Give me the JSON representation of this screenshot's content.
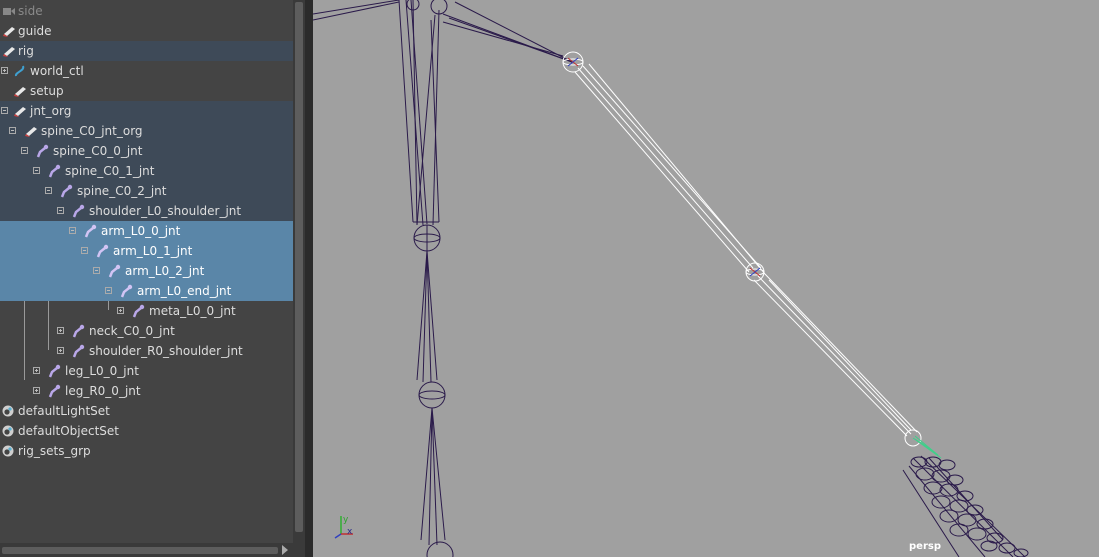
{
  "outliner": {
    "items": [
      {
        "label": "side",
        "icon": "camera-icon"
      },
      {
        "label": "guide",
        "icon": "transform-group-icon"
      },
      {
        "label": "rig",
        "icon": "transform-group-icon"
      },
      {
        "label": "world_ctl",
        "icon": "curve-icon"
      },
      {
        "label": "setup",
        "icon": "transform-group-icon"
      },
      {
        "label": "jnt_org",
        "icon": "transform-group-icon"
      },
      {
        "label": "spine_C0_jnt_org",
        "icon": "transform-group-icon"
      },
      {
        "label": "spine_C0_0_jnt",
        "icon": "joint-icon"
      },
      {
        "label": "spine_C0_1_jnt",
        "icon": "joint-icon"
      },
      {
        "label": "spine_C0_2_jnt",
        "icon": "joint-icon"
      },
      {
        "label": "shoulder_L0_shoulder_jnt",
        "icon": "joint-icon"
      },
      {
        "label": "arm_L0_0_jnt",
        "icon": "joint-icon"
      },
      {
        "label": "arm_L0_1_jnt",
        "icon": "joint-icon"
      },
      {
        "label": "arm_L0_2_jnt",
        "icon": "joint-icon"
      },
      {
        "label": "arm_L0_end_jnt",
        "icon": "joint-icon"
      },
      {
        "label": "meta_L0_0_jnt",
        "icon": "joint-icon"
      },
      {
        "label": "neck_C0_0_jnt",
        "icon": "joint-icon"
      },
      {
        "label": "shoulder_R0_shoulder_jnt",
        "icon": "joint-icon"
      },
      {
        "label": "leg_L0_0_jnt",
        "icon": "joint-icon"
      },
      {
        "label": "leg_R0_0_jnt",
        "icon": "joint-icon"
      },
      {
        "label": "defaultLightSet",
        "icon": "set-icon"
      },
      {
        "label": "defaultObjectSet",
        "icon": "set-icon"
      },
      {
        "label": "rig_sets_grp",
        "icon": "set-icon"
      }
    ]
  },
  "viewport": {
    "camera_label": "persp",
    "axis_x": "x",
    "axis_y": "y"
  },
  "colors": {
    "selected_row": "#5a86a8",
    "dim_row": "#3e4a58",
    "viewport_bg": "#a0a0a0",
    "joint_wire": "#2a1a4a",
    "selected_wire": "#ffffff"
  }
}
---
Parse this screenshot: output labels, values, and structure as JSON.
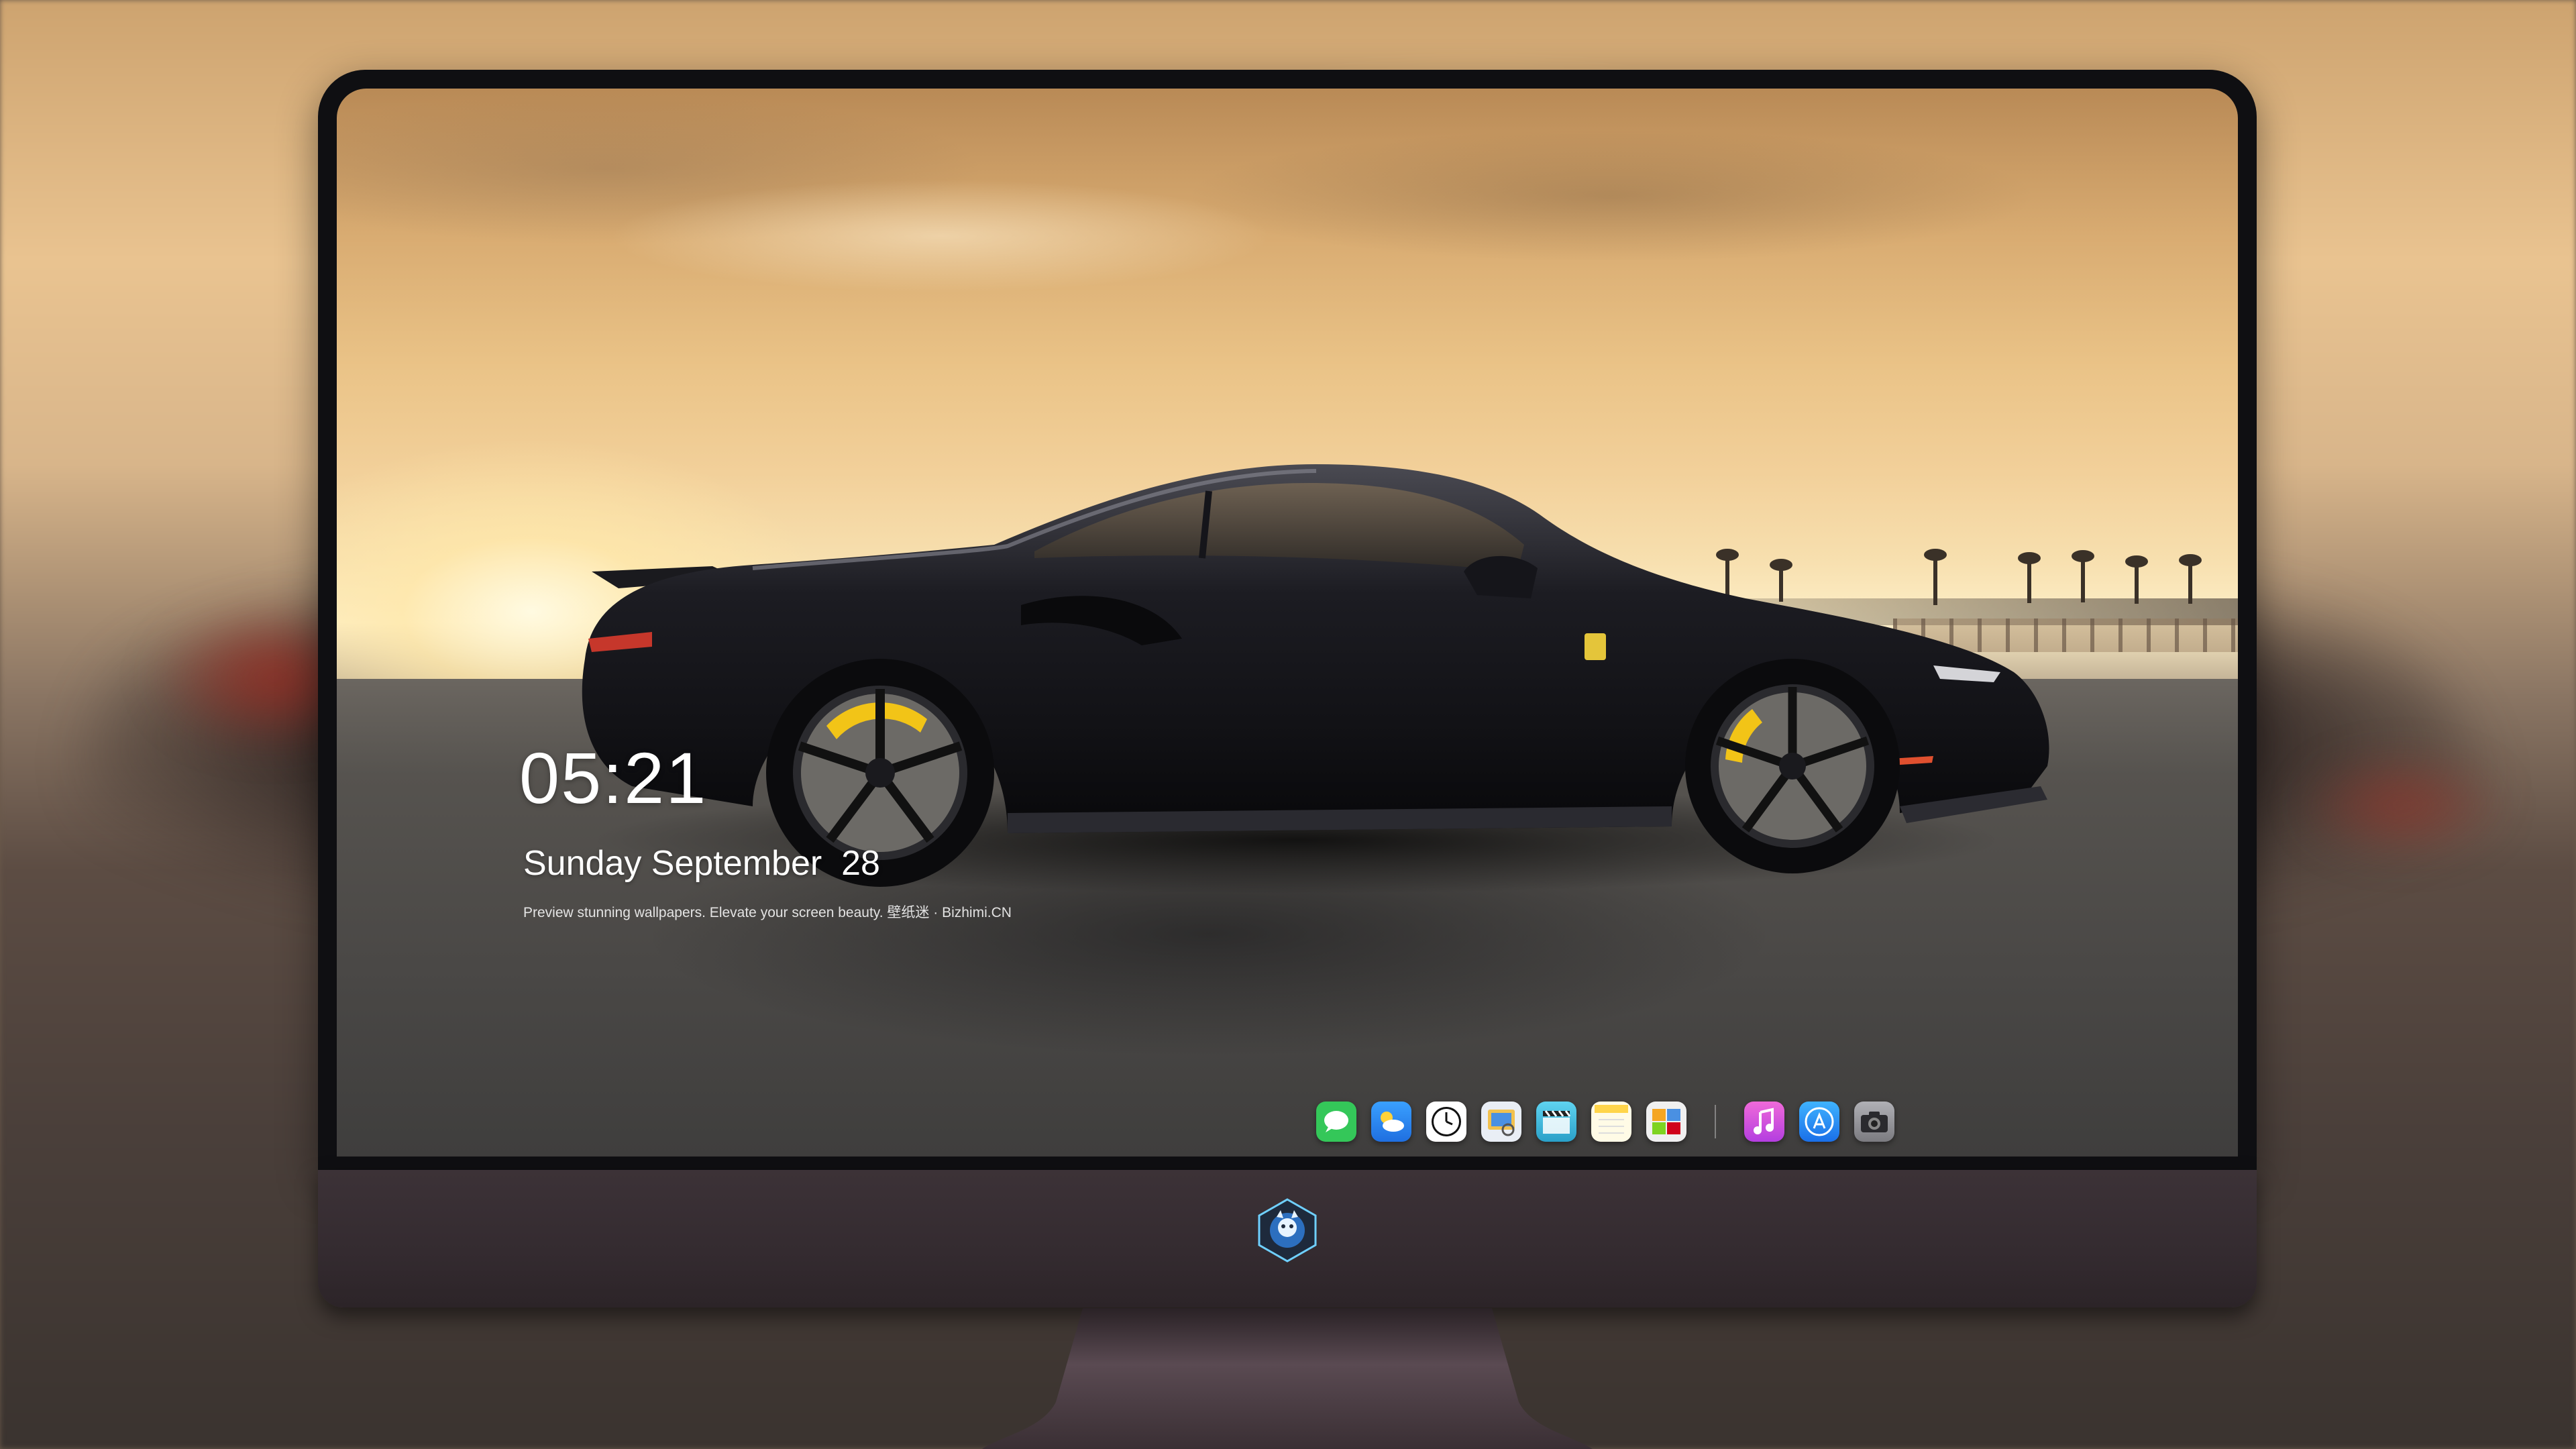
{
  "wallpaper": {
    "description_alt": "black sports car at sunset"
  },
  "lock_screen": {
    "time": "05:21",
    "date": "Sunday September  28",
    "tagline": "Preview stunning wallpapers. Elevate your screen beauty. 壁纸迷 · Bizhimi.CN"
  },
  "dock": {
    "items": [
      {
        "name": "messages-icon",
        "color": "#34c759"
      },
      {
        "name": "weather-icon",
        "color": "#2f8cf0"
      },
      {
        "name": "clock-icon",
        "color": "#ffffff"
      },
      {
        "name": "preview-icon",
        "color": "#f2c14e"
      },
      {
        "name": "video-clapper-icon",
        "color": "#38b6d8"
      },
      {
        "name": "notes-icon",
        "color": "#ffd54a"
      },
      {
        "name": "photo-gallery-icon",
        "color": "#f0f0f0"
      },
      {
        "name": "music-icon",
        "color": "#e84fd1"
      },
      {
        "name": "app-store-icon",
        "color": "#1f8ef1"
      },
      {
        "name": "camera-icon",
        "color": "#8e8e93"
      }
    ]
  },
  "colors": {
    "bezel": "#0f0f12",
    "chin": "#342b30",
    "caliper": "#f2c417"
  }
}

## The problem
Which lines above contain "this"? Show each of them.

## The completed task
Give me the JSON representation of this screenshot's content.
Parse this screenshot: output labels, values, and structure as JSON.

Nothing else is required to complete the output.